[Excerpts from a layout annotation set]
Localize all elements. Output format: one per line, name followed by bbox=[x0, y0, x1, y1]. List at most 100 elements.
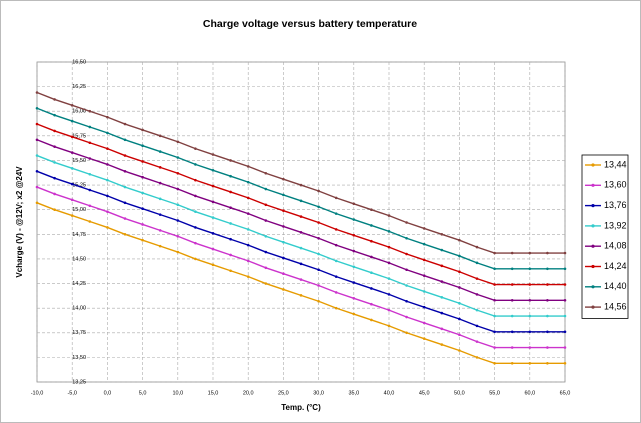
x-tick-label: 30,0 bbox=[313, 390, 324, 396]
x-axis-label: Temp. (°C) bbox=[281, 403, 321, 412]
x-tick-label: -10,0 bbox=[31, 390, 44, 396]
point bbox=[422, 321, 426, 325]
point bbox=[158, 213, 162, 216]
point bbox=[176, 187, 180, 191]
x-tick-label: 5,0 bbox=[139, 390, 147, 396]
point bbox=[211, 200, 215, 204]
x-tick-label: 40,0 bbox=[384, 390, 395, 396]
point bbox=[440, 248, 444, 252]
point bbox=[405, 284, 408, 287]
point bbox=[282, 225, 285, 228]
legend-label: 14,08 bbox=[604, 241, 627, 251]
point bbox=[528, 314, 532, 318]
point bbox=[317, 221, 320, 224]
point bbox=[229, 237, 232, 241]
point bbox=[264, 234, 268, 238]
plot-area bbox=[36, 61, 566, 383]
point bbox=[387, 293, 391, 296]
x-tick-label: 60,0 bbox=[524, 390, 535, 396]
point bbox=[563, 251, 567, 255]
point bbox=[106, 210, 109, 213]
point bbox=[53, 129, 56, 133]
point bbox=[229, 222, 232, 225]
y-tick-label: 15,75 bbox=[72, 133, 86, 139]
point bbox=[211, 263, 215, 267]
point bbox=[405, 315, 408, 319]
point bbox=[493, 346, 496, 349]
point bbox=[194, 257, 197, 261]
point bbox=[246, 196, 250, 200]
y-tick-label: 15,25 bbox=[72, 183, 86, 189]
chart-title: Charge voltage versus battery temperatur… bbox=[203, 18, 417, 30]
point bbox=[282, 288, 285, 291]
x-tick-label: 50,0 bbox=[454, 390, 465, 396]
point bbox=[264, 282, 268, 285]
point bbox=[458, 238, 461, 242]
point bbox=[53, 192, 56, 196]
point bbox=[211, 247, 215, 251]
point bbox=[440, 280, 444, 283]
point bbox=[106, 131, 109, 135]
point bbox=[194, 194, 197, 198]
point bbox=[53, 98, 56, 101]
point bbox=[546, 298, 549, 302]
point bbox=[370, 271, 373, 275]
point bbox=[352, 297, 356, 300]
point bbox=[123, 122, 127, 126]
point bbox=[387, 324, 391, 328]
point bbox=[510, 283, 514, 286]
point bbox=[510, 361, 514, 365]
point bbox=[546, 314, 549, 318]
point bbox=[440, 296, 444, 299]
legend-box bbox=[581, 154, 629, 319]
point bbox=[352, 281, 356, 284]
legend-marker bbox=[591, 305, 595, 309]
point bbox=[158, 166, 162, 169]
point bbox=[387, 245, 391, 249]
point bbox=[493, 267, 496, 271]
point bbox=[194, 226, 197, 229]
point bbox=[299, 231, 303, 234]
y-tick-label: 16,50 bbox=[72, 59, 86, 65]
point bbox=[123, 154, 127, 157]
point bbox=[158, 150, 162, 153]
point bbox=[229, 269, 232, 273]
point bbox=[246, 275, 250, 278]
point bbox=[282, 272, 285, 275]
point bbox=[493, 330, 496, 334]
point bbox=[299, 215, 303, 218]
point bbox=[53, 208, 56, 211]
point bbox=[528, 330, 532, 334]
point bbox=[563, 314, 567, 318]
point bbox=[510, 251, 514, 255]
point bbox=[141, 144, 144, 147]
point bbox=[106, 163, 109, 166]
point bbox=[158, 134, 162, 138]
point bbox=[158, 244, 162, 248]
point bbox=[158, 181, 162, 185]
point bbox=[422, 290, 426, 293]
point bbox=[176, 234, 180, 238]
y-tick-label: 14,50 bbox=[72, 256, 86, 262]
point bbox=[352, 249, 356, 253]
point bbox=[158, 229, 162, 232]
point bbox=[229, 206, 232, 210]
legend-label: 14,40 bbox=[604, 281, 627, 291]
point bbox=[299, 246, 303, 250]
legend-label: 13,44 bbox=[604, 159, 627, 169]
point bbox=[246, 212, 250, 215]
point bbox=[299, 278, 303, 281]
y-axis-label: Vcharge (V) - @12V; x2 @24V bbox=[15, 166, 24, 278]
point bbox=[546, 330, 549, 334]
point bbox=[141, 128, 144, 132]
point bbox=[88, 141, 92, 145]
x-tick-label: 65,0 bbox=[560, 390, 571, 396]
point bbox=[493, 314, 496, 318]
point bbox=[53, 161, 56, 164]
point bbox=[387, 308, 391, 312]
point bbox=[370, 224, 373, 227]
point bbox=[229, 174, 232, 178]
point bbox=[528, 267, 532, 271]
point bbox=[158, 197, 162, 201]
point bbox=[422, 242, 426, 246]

==

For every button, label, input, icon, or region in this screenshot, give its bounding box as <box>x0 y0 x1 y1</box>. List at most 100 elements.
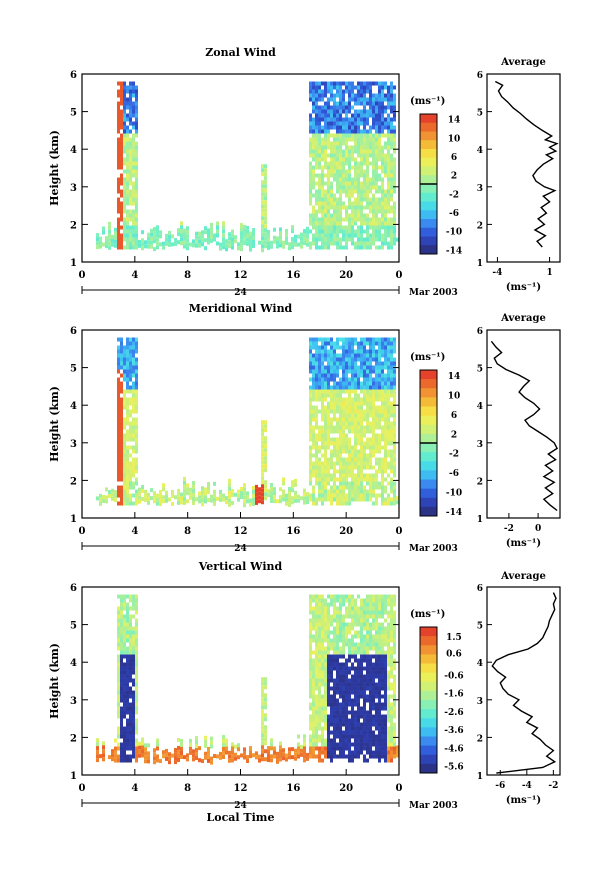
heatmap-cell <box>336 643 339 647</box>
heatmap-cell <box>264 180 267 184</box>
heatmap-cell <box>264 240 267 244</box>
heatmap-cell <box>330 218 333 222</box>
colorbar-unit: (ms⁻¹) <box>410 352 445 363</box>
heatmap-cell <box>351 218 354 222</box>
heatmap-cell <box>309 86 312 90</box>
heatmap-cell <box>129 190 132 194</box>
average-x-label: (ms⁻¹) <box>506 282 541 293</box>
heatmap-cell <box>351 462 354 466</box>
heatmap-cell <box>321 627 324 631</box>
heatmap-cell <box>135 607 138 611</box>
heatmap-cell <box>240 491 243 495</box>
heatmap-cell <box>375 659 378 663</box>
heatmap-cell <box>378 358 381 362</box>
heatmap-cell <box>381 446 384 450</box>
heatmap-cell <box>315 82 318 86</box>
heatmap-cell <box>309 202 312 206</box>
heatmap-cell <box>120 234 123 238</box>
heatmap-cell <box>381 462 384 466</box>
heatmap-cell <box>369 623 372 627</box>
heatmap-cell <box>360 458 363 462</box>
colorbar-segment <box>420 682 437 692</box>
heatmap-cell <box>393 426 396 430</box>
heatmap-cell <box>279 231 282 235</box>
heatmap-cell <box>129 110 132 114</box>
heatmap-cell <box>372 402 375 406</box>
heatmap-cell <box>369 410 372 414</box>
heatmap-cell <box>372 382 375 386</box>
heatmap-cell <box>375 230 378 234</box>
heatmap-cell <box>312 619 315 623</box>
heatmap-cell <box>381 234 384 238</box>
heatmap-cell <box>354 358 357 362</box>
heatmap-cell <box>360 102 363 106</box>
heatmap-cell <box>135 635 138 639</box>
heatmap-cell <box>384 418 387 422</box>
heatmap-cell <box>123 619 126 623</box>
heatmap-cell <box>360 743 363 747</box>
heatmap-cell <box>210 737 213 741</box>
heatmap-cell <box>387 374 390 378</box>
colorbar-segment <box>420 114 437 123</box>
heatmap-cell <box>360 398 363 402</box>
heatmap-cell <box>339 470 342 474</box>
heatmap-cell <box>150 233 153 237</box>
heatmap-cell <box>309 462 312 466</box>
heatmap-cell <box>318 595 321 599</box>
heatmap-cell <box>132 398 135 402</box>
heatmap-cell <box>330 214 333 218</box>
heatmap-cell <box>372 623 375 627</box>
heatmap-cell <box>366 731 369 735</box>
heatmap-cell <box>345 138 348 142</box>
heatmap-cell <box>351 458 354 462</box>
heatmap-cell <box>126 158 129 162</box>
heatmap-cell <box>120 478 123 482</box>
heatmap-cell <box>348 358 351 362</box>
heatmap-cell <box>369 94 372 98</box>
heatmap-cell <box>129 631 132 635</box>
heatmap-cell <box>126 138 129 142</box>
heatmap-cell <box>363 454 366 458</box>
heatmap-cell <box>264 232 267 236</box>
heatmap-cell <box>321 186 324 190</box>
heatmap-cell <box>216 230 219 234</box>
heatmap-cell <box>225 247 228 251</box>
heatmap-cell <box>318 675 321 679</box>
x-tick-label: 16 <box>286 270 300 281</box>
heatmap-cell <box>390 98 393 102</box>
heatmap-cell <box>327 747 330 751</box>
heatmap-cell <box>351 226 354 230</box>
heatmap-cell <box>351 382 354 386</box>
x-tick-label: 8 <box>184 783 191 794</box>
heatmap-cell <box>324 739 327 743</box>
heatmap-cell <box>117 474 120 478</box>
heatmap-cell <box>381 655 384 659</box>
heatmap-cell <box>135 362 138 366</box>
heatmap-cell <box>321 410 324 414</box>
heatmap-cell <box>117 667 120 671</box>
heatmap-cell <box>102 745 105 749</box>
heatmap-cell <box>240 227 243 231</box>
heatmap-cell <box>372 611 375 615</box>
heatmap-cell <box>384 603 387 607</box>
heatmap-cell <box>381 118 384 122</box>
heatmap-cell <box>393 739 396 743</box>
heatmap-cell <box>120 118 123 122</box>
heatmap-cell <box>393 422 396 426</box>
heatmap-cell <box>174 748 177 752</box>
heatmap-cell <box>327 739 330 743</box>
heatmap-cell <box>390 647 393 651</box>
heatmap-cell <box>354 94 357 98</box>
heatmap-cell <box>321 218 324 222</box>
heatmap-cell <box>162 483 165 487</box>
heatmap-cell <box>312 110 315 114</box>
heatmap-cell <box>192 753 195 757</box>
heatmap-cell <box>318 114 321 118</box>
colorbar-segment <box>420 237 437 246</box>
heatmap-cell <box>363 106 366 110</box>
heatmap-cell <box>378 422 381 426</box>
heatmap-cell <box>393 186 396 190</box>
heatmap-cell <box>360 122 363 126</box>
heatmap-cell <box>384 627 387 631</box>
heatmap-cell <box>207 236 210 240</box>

--

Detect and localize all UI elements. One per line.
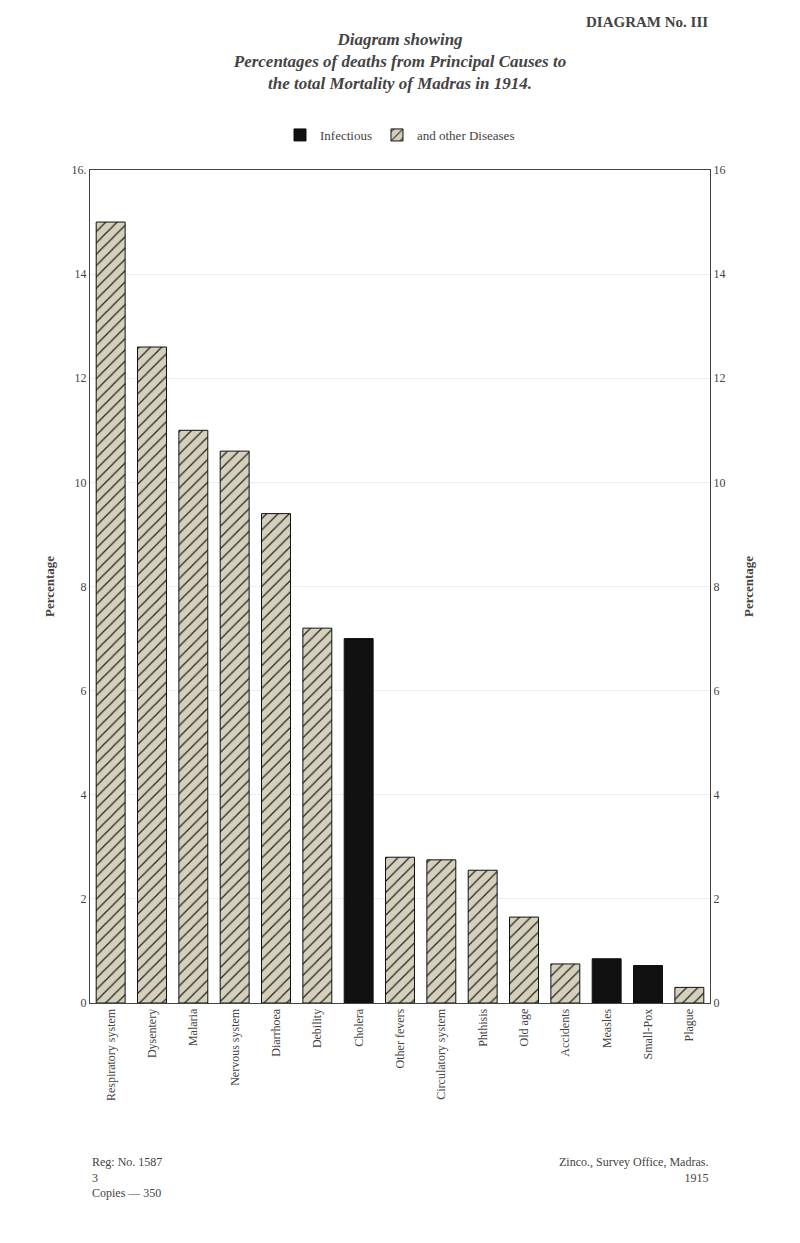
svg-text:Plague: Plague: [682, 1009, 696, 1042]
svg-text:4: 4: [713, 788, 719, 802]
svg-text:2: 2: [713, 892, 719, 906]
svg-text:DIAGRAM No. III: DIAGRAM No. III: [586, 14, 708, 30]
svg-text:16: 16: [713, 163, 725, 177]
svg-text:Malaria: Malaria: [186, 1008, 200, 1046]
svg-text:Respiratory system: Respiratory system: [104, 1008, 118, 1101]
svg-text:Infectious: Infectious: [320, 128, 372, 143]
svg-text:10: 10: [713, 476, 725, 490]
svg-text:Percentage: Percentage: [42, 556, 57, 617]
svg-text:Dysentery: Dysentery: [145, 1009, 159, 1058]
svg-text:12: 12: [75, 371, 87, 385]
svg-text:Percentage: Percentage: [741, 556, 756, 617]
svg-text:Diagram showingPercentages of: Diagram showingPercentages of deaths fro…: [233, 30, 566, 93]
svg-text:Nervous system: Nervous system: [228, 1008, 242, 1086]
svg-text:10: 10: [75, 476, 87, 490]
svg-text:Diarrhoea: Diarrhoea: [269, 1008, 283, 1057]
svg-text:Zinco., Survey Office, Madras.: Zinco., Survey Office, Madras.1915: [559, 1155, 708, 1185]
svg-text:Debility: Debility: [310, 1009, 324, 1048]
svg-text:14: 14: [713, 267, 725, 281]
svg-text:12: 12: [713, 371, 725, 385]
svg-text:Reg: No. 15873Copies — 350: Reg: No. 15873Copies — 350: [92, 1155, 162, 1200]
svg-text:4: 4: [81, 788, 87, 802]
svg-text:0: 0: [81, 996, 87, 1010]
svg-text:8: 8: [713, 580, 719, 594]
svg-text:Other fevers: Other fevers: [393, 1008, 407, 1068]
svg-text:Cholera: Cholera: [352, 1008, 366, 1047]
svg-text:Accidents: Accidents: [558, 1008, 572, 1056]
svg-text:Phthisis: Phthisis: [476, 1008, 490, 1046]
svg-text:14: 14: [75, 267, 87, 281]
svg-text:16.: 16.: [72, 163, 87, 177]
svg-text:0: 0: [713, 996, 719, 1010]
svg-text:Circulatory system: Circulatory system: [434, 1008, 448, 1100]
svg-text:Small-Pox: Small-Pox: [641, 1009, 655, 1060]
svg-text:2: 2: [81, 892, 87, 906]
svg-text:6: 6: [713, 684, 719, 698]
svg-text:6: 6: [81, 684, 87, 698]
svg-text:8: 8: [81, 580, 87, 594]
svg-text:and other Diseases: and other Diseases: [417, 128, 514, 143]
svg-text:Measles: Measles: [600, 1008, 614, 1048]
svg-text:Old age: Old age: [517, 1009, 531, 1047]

Given exercise:
Copy out the data verbatim, from the line with "x-tick-label: 30,0 bbox=[313, 390, 324, 396]" to the line with "y-tick-label: 15,75 bbox=[72, 133, 86, 139]", including both of those lines.

Result below:
x-tick-label: 30,0 bbox=[313, 390, 324, 396]
x-axis-label: Temp. (°C) bbox=[281, 403, 321, 412]
x-tick-label: -10,0 bbox=[31, 390, 44, 396]
point bbox=[422, 321, 426, 325]
point bbox=[158, 213, 162, 216]
point bbox=[176, 187, 180, 191]
x-tick-label: 5,0 bbox=[139, 390, 147, 396]
point bbox=[211, 200, 215, 204]
x-tick-label: 40,0 bbox=[384, 390, 395, 396]
point bbox=[440, 248, 444, 252]
point bbox=[405, 284, 408, 287]
point bbox=[282, 225, 285, 228]
legend-label: 14,08 bbox=[604, 241, 627, 251]
point bbox=[528, 314, 532, 318]
point bbox=[317, 221, 320, 224]
point bbox=[229, 237, 232, 241]
point bbox=[264, 234, 268, 238]
plot-area bbox=[36, 61, 566, 383]
point bbox=[387, 293, 391, 296]
x-tick-label: 60,0 bbox=[524, 390, 535, 396]
point bbox=[563, 251, 567, 255]
point bbox=[106, 210, 109, 213]
point bbox=[53, 129, 56, 133]
point bbox=[229, 222, 232, 225]
y-tick-label: 15,75 bbox=[72, 133, 86, 139]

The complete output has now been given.